Go through the records underneath and write each one out again exactly.

[Chart and figure data]
- - - - -

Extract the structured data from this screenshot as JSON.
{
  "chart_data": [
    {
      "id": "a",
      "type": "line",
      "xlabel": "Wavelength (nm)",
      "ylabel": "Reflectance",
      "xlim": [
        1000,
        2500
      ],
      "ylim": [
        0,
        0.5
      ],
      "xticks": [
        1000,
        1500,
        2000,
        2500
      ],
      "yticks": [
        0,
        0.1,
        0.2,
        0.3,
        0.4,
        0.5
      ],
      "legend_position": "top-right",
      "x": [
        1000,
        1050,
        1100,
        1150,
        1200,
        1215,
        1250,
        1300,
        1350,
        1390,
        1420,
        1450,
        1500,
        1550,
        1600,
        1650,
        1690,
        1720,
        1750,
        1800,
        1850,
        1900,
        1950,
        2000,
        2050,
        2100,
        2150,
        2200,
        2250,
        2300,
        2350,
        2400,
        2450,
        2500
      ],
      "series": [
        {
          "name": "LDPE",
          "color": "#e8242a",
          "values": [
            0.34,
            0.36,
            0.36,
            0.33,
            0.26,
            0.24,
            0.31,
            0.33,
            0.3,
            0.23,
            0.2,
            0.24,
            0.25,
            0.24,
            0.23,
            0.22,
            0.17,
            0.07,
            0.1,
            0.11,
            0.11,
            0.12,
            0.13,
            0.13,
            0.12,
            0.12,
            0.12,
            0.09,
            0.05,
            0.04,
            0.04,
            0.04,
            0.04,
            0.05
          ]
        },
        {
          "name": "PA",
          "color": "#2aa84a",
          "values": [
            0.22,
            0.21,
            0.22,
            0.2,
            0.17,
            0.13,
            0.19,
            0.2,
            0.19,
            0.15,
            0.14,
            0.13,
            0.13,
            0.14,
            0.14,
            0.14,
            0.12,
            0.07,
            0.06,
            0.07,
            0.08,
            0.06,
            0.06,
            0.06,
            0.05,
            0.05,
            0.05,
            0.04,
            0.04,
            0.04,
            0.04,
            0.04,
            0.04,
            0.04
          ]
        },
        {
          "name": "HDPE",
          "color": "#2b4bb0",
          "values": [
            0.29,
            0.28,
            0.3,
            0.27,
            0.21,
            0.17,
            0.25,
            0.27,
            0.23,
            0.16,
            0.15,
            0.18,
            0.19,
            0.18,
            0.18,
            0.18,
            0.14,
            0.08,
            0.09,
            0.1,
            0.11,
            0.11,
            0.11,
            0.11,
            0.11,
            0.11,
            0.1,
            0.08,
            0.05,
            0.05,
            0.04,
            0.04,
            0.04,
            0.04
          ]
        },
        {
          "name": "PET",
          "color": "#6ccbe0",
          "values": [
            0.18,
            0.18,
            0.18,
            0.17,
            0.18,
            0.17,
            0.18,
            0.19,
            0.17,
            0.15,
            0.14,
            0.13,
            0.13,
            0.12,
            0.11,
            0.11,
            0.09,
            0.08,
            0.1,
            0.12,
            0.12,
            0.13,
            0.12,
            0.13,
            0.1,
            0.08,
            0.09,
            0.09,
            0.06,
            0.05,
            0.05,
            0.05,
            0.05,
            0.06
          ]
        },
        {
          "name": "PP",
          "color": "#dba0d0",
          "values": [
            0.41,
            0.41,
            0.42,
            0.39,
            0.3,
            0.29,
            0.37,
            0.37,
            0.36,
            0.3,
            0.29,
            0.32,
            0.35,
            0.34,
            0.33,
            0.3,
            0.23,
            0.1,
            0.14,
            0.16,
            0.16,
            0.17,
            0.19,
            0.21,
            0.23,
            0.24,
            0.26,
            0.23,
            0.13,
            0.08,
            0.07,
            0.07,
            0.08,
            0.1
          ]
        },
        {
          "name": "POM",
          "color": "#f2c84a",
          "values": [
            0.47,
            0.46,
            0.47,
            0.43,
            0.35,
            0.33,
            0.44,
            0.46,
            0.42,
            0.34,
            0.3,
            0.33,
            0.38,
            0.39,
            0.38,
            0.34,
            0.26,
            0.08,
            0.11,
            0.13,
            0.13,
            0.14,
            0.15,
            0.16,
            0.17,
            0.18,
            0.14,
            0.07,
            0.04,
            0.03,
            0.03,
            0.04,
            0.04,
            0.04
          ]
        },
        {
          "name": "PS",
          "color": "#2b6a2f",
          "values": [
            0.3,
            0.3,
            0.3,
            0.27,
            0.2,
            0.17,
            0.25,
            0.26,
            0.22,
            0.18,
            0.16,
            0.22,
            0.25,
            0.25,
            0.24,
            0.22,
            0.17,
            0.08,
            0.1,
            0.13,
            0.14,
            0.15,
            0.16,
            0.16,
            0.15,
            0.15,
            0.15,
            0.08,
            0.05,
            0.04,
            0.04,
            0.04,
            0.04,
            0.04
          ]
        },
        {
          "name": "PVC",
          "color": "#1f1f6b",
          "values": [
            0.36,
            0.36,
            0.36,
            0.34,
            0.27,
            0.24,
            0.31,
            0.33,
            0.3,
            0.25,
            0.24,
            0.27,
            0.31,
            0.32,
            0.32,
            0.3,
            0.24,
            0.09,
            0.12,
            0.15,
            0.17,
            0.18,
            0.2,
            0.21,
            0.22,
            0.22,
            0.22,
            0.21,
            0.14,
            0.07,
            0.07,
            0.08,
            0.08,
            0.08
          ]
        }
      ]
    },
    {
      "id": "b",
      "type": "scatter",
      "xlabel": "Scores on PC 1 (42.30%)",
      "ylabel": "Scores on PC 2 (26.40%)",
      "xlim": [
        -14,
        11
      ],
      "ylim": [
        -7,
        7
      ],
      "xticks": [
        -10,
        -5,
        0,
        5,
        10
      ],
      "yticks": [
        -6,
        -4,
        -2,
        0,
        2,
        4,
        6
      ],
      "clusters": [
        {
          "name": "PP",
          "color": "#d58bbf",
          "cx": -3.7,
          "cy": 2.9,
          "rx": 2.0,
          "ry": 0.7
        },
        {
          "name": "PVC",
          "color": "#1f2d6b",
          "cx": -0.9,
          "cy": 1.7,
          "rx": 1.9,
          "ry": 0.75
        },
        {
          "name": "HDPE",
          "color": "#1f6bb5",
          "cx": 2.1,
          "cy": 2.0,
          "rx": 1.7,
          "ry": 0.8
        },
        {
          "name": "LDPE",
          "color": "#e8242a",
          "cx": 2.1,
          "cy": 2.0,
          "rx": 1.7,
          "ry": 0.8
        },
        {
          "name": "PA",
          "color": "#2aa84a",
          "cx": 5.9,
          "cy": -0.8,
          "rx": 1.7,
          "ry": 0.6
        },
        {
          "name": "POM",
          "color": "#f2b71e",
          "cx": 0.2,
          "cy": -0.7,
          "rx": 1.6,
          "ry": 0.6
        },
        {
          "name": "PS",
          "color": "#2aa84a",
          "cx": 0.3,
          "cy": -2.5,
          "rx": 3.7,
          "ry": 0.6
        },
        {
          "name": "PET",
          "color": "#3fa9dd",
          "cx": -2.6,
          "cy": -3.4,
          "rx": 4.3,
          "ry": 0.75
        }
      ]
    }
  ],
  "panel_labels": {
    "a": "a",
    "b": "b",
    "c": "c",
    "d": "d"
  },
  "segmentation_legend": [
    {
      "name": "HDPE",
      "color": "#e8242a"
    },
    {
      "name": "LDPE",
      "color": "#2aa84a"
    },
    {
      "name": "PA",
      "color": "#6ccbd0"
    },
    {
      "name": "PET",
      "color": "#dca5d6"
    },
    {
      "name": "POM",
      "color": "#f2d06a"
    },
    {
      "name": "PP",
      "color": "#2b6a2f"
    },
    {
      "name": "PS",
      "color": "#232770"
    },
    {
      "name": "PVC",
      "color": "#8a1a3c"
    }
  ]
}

- - - - -

■ The completed task ■
Extract the structured data from this screenshot as JSON.
{
  "chart_data": [
    {
      "id": "a",
      "type": "line",
      "xlabel": "Wavelength (nm)",
      "ylabel": "Reflectance",
      "xlim": [
        1000,
        2500
      ],
      "ylim": [
        0,
        0.5
      ],
      "xticks": [
        1000,
        1500,
        2000,
        2500
      ],
      "yticks": [
        0,
        0.1,
        0.2,
        0.3,
        0.4,
        0.5
      ],
      "legend_position": "top-right",
      "x": [
        1000,
        1050,
        1100,
        1150,
        1200,
        1215,
        1250,
        1300,
        1350,
        1390,
        1420,
        1450,
        1500,
        1550,
        1600,
        1650,
        1690,
        1720,
        1750,
        1800,
        1850,
        1900,
        1950,
        2000,
        2050,
        2100,
        2150,
        2200,
        2250,
        2300,
        2350,
        2400,
        2450,
        2500
      ],
      "series": [
        {
          "name": "LDPE",
          "color": "#e8242a",
          "values": [
            0.34,
            0.36,
            0.36,
            0.33,
            0.26,
            0.24,
            0.31,
            0.33,
            0.3,
            0.23,
            0.2,
            0.24,
            0.25,
            0.24,
            0.23,
            0.22,
            0.17,
            0.07,
            0.1,
            0.11,
            0.11,
            0.12,
            0.13,
            0.13,
            0.12,
            0.12,
            0.12,
            0.09,
            0.05,
            0.04,
            0.04,
            0.04,
            0.04,
            0.05
          ]
        },
        {
          "name": "PA",
          "color": "#2aa84a",
          "values": [
            0.22,
            0.21,
            0.22,
            0.2,
            0.17,
            0.13,
            0.19,
            0.2,
            0.19,
            0.15,
            0.14,
            0.13,
            0.13,
            0.14,
            0.14,
            0.14,
            0.12,
            0.07,
            0.06,
            0.07,
            0.08,
            0.06,
            0.06,
            0.06,
            0.05,
            0.05,
            0.05,
            0.04,
            0.04,
            0.04,
            0.04,
            0.04,
            0.04,
            0.04
          ]
        },
        {
          "name": "HDPE",
          "color": "#2b4bb0",
          "values": [
            0.29,
            0.28,
            0.3,
            0.27,
            0.21,
            0.17,
            0.25,
            0.27,
            0.23,
            0.16,
            0.15,
            0.18,
            0.19,
            0.18,
            0.18,
            0.18,
            0.14,
            0.08,
            0.09,
            0.1,
            0.11,
            0.11,
            0.11,
            0.11,
            0.11,
            0.11,
            0.1,
            0.08,
            0.05,
            0.05,
            0.04,
            0.04,
            0.04,
            0.04
          ]
        },
        {
          "name": "PET",
          "color": "#6ccbe0",
          "values": [
            0.18,
            0.18,
            0.18,
            0.17,
            0.18,
            0.17,
            0.18,
            0.19,
            0.17,
            0.15,
            0.14,
            0.13,
            0.13,
            0.12,
            0.11,
            0.11,
            0.09,
            0.08,
            0.1,
            0.12,
            0.12,
            0.13,
            0.12,
            0.13,
            0.1,
            0.08,
            0.09,
            0.09,
            0.06,
            0.05,
            0.05,
            0.05,
            0.05,
            0.06
          ]
        },
        {
          "name": "PP",
          "color": "#dba0d0",
          "values": [
            0.41,
            0.41,
            0.42,
            0.39,
            0.3,
            0.29,
            0.37,
            0.37,
            0.36,
            0.3,
            0.29,
            0.32,
            0.35,
            0.34,
            0.33,
            0.3,
            0.23,
            0.1,
            0.14,
            0.16,
            0.16,
            0.17,
            0.19,
            0.21,
            0.23,
            0.24,
            0.26,
            0.23,
            0.13,
            0.08,
            0.07,
            0.07,
            0.08,
            0.1
          ]
        },
        {
          "name": "POM",
          "color": "#f2c84a",
          "values": [
            0.47,
            0.46,
            0.47,
            0.43,
            0.35,
            0.33,
            0.44,
            0.46,
            0.42,
            0.34,
            0.3,
            0.33,
            0.38,
            0.39,
            0.38,
            0.34,
            0.26,
            0.08,
            0.11,
            0.13,
            0.13,
            0.14,
            0.15,
            0.16,
            0.17,
            0.18,
            0.14,
            0.07,
            0.04,
            0.03,
            0.03,
            0.04,
            0.04,
            0.04
          ]
        },
        {
          "name": "PS",
          "color": "#2b6a2f",
          "values": [
            0.3,
            0.3,
            0.3,
            0.27,
            0.2,
            0.17,
            0.25,
            0.26,
            0.22,
            0.18,
            0.16,
            0.22,
            0.25,
            0.25,
            0.24,
            0.22,
            0.17,
            0.08,
            0.1,
            0.13,
            0.14,
            0.15,
            0.16,
            0.16,
            0.15,
            0.15,
            0.15,
            0.08,
            0.05,
            0.04,
            0.04,
            0.04,
            0.04,
            0.04
          ]
        },
        {
          "name": "PVC",
          "color": "#1f1f6b",
          "values": [
            0.36,
            0.36,
            0.36,
            0.34,
            0.27,
            0.24,
            0.31,
            0.33,
            0.3,
            0.25,
            0.24,
            0.27,
            0.31,
            0.32,
            0.32,
            0.3,
            0.24,
            0.09,
            0.12,
            0.15,
            0.17,
            0.18,
            0.2,
            0.21,
            0.22,
            0.22,
            0.22,
            0.21,
            0.14,
            0.07,
            0.07,
            0.08,
            0.08,
            0.08
          ]
        }
      ]
    },
    {
      "id": "b",
      "type": "scatter",
      "xlabel": "Scores on PC 1 (42.30%)",
      "ylabel": "Scores on PC 2 (26.40%)",
      "xlim": [
        -14,
        11
      ],
      "ylim": [
        -7,
        7
      ],
      "xticks": [
        -10,
        -5,
        0,
        5,
        10
      ],
      "yticks": [
        -6,
        -4,
        -2,
        0,
        2,
        4,
        6
      ],
      "clusters": [
        {
          "name": "PP",
          "color": "#d58bbf",
          "cx": -3.7,
          "cy": 2.9,
          "rx": 2.0,
          "ry": 0.7
        },
        {
          "name": "PVC",
          "color": "#1f2d6b",
          "cx": -0.9,
          "cy": 1.7,
          "rx": 1.9,
          "ry": 0.75
        },
        {
          "name": "HDPE",
          "color": "#1f6bb5",
          "cx": 2.1,
          "cy": 2.0,
          "rx": 1.7,
          "ry": 0.8
        },
        {
          "name": "LDPE",
          "color": "#e8242a",
          "cx": 2.1,
          "cy": 2.0,
          "rx": 1.7,
          "ry": 0.8
        },
        {
          "name": "PA",
          "color": "#2aa84a",
          "cx": 5.9,
          "cy": -0.8,
          "rx": 1.7,
          "ry": 0.6
        },
        {
          "name": "POM",
          "color": "#f2b71e",
          "cx": 0.2,
          "cy": -0.7,
          "rx": 1.6,
          "ry": 0.6
        },
        {
          "name": "PS",
          "color": "#2aa84a",
          "cx": 0.3,
          "cy": -2.5,
          "rx": 3.7,
          "ry": 0.6
        },
        {
          "name": "PET",
          "color": "#3fa9dd",
          "cx": -2.6,
          "cy": -3.4,
          "rx": 4.3,
          "ry": 0.75
        }
      ]
    }
  ],
  "panel_labels": {
    "a": "a",
    "b": "b",
    "c": "c",
    "d": "d"
  },
  "segmentation_legend": [
    {
      "name": "HDPE",
      "color": "#e8242a"
    },
    {
      "name": "LDPE",
      "color": "#2aa84a"
    },
    {
      "name": "PA",
      "color": "#6ccbd0"
    },
    {
      "name": "PET",
      "color": "#dca5d6"
    },
    {
      "name": "POM",
      "color": "#f2d06a"
    },
    {
      "name": "PP",
      "color": "#2b6a2f"
    },
    {
      "name": "PS",
      "color": "#232770"
    },
    {
      "name": "PVC",
      "color": "#8a1a3c"
    }
  ]
}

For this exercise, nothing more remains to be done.